**Supplied records:**
══════
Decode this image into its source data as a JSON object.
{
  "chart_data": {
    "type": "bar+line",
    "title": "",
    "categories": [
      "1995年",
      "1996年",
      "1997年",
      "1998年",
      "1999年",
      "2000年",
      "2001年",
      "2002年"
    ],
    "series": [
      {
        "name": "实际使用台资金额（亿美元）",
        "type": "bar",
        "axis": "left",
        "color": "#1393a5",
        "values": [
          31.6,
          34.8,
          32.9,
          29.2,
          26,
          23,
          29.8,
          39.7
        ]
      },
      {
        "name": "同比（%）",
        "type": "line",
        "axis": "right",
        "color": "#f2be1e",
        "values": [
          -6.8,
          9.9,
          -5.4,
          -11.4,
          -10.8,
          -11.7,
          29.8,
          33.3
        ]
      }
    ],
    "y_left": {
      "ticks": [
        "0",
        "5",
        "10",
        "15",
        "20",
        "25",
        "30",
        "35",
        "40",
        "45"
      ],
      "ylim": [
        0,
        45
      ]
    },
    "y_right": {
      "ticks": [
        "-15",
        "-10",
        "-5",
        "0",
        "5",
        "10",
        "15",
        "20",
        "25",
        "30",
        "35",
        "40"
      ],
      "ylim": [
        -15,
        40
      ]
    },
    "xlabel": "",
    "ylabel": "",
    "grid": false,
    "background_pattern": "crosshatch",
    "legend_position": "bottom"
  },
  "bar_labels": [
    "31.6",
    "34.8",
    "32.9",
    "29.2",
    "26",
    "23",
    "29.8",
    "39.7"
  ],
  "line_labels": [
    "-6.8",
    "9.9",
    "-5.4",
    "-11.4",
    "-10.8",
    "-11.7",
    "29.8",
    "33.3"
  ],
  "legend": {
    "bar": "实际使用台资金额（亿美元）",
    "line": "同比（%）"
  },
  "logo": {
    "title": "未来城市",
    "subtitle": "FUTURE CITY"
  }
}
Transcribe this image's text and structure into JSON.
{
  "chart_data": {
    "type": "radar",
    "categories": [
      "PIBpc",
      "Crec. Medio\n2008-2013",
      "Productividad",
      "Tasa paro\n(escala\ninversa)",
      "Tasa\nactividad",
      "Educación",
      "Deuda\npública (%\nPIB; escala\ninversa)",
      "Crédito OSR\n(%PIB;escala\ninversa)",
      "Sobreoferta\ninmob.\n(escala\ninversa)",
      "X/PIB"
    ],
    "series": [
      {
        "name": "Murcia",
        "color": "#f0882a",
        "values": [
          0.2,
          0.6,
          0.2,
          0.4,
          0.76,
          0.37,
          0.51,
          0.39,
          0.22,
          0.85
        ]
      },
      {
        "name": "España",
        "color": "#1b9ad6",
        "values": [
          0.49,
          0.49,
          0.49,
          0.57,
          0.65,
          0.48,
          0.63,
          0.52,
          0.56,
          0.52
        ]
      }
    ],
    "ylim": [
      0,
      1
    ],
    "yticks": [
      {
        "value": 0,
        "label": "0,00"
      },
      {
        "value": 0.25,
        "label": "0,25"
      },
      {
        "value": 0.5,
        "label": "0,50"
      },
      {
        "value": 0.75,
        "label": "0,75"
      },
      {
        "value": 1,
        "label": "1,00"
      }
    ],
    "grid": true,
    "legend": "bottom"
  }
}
══════
Return solely the number of lines in the data that include the word "color".

**Answer:** 4